Records from a data source
* BEGIN *
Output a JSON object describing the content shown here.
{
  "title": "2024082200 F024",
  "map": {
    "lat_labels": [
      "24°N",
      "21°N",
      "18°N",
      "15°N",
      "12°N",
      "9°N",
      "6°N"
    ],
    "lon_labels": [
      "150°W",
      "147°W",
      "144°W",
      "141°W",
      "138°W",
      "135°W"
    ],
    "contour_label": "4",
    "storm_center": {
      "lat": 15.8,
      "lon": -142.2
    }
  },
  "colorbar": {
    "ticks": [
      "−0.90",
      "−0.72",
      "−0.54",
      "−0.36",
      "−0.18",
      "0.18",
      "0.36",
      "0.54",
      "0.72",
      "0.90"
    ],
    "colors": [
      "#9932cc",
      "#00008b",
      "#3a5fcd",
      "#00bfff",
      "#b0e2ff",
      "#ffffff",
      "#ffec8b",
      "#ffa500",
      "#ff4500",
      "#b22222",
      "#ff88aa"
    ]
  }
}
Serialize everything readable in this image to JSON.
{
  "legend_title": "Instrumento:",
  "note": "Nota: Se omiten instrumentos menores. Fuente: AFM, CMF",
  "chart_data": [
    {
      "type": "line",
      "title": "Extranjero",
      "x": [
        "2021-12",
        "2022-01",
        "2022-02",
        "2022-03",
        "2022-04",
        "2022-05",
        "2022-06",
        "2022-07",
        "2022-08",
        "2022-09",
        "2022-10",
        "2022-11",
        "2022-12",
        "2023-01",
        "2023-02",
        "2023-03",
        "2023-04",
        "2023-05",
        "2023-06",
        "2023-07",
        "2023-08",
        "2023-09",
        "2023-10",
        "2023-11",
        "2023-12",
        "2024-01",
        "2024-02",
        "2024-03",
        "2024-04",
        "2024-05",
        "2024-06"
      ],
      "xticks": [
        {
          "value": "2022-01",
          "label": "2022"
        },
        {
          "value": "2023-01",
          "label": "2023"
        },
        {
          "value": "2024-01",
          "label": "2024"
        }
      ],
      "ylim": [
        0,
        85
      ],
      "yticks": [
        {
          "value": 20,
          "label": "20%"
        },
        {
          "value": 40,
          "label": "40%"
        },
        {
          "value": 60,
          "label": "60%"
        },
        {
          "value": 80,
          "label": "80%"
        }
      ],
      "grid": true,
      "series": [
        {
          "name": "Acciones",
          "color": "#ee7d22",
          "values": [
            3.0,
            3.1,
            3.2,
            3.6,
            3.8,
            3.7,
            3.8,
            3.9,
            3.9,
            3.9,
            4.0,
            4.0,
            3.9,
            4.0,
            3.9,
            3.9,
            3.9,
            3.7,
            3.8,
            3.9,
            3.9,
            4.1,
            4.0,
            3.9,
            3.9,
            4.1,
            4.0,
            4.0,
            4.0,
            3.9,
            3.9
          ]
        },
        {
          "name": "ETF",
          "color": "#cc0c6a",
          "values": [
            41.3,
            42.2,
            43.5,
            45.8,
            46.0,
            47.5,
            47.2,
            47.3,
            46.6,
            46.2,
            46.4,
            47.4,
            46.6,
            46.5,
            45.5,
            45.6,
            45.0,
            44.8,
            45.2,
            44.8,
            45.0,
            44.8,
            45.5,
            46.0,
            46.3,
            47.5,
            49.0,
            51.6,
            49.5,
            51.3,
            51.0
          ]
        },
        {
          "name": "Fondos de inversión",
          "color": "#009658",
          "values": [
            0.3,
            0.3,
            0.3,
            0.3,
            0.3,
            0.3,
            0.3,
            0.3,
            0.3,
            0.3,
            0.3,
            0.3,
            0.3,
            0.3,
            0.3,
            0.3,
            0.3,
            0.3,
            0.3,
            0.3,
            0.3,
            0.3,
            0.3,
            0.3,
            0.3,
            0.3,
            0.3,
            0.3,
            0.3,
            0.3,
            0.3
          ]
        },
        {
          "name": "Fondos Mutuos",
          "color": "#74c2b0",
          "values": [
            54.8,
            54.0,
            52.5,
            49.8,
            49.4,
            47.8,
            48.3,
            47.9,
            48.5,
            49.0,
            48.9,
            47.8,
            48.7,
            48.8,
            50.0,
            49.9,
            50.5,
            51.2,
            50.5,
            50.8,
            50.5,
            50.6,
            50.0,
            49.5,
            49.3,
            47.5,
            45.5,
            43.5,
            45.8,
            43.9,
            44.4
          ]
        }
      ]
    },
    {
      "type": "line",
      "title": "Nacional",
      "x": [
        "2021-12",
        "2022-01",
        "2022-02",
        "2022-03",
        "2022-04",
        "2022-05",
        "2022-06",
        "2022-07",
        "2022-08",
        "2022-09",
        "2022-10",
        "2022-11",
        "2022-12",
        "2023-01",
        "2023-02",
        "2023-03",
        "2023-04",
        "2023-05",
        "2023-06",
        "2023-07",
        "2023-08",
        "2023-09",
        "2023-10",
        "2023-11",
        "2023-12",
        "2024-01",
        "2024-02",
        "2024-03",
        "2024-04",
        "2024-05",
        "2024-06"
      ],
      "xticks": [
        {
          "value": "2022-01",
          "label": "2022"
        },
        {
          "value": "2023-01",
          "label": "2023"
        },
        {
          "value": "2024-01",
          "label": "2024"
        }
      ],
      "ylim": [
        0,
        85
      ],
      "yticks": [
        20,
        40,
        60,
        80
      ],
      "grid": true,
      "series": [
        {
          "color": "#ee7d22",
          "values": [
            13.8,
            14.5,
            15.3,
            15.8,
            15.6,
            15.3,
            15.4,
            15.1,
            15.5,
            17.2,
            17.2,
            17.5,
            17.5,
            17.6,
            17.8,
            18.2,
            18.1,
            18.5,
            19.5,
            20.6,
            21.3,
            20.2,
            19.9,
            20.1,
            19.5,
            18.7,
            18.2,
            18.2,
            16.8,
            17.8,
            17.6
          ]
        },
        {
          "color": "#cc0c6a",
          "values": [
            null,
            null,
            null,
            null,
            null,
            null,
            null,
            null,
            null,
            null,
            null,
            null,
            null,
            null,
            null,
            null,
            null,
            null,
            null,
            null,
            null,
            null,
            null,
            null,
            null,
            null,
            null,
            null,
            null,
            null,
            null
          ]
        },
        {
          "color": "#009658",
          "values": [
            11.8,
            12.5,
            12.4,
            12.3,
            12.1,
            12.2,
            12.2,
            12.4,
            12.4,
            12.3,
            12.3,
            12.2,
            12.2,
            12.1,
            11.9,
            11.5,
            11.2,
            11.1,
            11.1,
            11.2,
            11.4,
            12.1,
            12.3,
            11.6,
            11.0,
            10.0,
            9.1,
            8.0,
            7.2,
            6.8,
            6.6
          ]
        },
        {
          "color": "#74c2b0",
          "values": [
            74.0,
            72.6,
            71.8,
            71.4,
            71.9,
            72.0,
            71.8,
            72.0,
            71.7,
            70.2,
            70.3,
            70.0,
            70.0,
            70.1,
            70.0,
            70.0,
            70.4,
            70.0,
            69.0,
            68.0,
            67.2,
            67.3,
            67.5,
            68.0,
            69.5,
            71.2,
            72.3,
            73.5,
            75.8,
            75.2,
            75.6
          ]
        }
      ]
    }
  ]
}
* END *
Directions: Take the entries above and copy them out exactly.

Solution for this problem:
Output a JSON object describing the content shown here.
{
  "title": "2024082200 F024",
  "map": {
    "lat_labels": [
      "24°N",
      "21°N",
      "18°N",
      "15°N",
      "12°N",
      "9°N",
      "6°N"
    ],
    "lon_labels": [
      "150°W",
      "147°W",
      "144°W",
      "141°W",
      "138°W",
      "135°W"
    ],
    "contour_label": "4",
    "storm_center": {
      "lat": 15.8,
      "lon": -142.2
    }
  },
  "colorbar": {
    "ticks": [
      "−0.90",
      "−0.72",
      "−0.54",
      "−0.36",
      "−0.18",
      "0.18",
      "0.36",
      "0.54",
      "0.72",
      "0.90"
    ],
    "colors": [
      "#9932cc",
      "#00008b",
      "#3a5fcd",
      "#00bfff",
      "#b0e2ff",
      "#ffffff",
      "#ffec8b",
      "#ffa500",
      "#ff4500",
      "#b22222",
      "#ff88aa"
    ]
  }
}
Serialize everything readable in this image to JSON.
{
  "legend_title": "Instrumento:",
  "note": "Nota: Se omiten instrumentos menores. Fuente: AFM, CMF",
  "chart_data": [
    {
      "type": "line",
      "title": "Extranjero",
      "x": [
        "2021-12",
        "2022-01",
        "2022-02",
        "2022-03",
        "2022-04",
        "2022-05",
        "2022-06",
        "2022-07",
        "2022-08",
        "2022-09",
        "2022-10",
        "2022-11",
        "2022-12",
        "2023-01",
        "2023-02",
        "2023-03",
        "2023-04",
        "2023-05",
        "2023-06",
        "2023-07",
        "2023-08",
        "2023-09",
        "2023-10",
        "2023-11",
        "2023-12",
        "2024-01",
        "2024-02",
        "2024-03",
        "2024-04",
        "2024-05",
        "2024-06"
      ],
      "xticks": [
        {
          "value": "2022-01",
          "label": "2022"
        },
        {
          "value": "2023-01",
          "label": "2023"
        },
        {
          "value": "2024-01",
          "label": "2024"
        }
      ],
      "ylim": [
        0,
        85
      ],
      "yticks": [
        {
          "value": 20,
          "label": "20%"
        },
        {
          "value": 40,
          "label": "40%"
        },
        {
          "value": 60,
          "label": "60%"
        },
        {
          "value": 80,
          "label": "80%"
        }
      ],
      "grid": true,
      "series": [
        {
          "name": "Acciones",
          "color": "#ee7d22",
          "values": [
            3.0,
            3.1,
            3.2,
            3.6,
            3.8,
            3.7,
            3.8,
            3.9,
            3.9,
            3.9,
            4.0,
            4.0,
            3.9,
            4.0,
            3.9,
            3.9,
            3.9,
            3.7,
            3.8,
            3.9,
            3.9,
            4.1,
            4.0,
            3.9,
            3.9,
            4.1,
            4.0,
            4.0,
            4.0,
            3.9,
            3.9
          ]
        },
        {
          "name": "ETF",
          "color": "#cc0c6a",
          "values": [
            41.3,
            42.2,
            43.5,
            45.8,
            46.0,
            47.5,
            47.2,
            47.3,
            46.6,
            46.2,
            46.4,
            47.4,
            46.6,
            46.5,
            45.5,
            45.6,
            45.0,
            44.8,
            45.2,
            44.8,
            45.0,
            44.8,
            45.5,
            46.0,
            46.3,
            47.5,
            49.0,
            51.6,
            49.5,
            51.3,
            51.0
          ]
        },
        {
          "name": "Fondos de inversión",
          "color": "#009658",
          "values": [
            0.3,
            0.3,
            0.3,
            0.3,
            0.3,
            0.3,
            0.3,
            0.3,
            0.3,
            0.3,
            0.3,
            0.3,
            0.3,
            0.3,
            0.3,
            0.3,
            0.3,
            0.3,
            0.3,
            0.3,
            0.3,
            0.3,
            0.3,
            0.3,
            0.3,
            0.3,
            0.3,
            0.3,
            0.3,
            0.3,
            0.3
          ]
        },
        {
          "name": "Fondos Mutuos",
          "color": "#74c2b0",
          "values": [
            54.8,
            54.0,
            52.5,
            49.8,
            49.4,
            47.8,
            48.3,
            47.9,
            48.5,
            49.0,
            48.9,
            47.8,
            48.7,
            48.8,
            50.0,
            49.9,
            50.5,
            51.2,
            50.5,
            50.8,
            50.5,
            50.6,
            50.0,
            49.5,
            49.3,
            47.5,
            45.5,
            43.5,
            45.8,
            43.9,
            44.4
          ]
        }
      ]
    },
    {
      "type": "line",
      "title": "Nacional",
      "x": [
        "2021-12",
        "2022-01",
        "2022-02",
        "2022-03",
        "2022-04",
        "2022-05",
        "2022-06",
        "2022-07",
        "2022-08",
        "2022-09",
        "2022-10",
        "2022-11",
        "2022-12",
        "2023-01",
        "2023-02",
        "2023-03",
        "2023-04",
        "2023-05",
        "2023-06",
        "2023-07",
        "2023-08",
        "2023-09",
        "2023-10",
        "2023-11",
        "2023-12",
        "2024-01",
        "2024-02",
        "2024-03",
        "2024-04",
        "2024-05",
        "2024-06"
      ],
      "xticks": [
        {
          "value": "2022-01",
          "label": "2022"
        },
        {
          "value": "2023-01",
          "label": "2023"
        },
        {
          "value": "2024-01",
          "label": "2024"
        }
      ],
      "ylim": [
        0,
        85
      ],
      "yticks": [
        20,
        40,
        60,
        80
      ],
      "grid": true,
      "series": [
        {
          "color": "#ee7d22",
          "values": [
            13.8,
            14.5,
            15.3,
            15.8,
            15.6,
            15.3,
            15.4,
            15.1,
            15.5,
            17.2,
            17.2,
            17.5,
            17.5,
            17.6,
            17.8,
            18.2,
            18.1,
            18.5,
            19.5,
            20.6,
            21.3,
            20.2,
            19.9,
            20.1,
            19.5,
            18.7,
            18.2,
            18.2,
            16.8,
            17.8,
            17.6
          ]
        },
        {
          "color": "#cc0c6a",
          "values": [
            null,
            null,
            null,
            null,
            null,
            null,
            null,
            null,
            null,
            null,
            null,
            null,
            null,
            null,
            null,
            null,
            null,
            null,
            null,
            null,
            null,
            null,
            null,
            null,
            null,
            null,
            null,
            null,
            null,
            null,
            null
          ]
        },
        {
          "color": "#009658",
          "values": [
            11.8,
            12.5,
            12.4,
            12.3,
            12.1,
            12.2,
            12.2,
            12.4,
            12.4,
            12.3,
            12.3,
            12.2,
            12.2,
            12.1,
            11.9,
            11.5,
            11.2,
            11.1,
            11.1,
            11.2,
            11.4,
            12.1,
            12.3,
            11.6,
            11.0,
            10.0,
            9.1,
            8.0,
            7.2,
            6.8,
            6.6
          ]
        },
        {
          "color": "#74c2b0",
          "values": [
            74.0,
            72.6,
            71.8,
            71.4,
            71.9,
            72.0,
            71.8,
            72.0,
            71.7,
            70.2,
            70.3,
            70.0,
            70.0,
            70.1,
            70.0,
            70.0,
            70.4,
            70.0,
            69.0,
            68.0,
            67.2,
            67.3,
            67.5,
            68.0,
            69.5,
            71.2,
            72.3,
            73.5,
            75.8,
            75.2,
            75.6
          ]
        }
      ]
    }
  ]
}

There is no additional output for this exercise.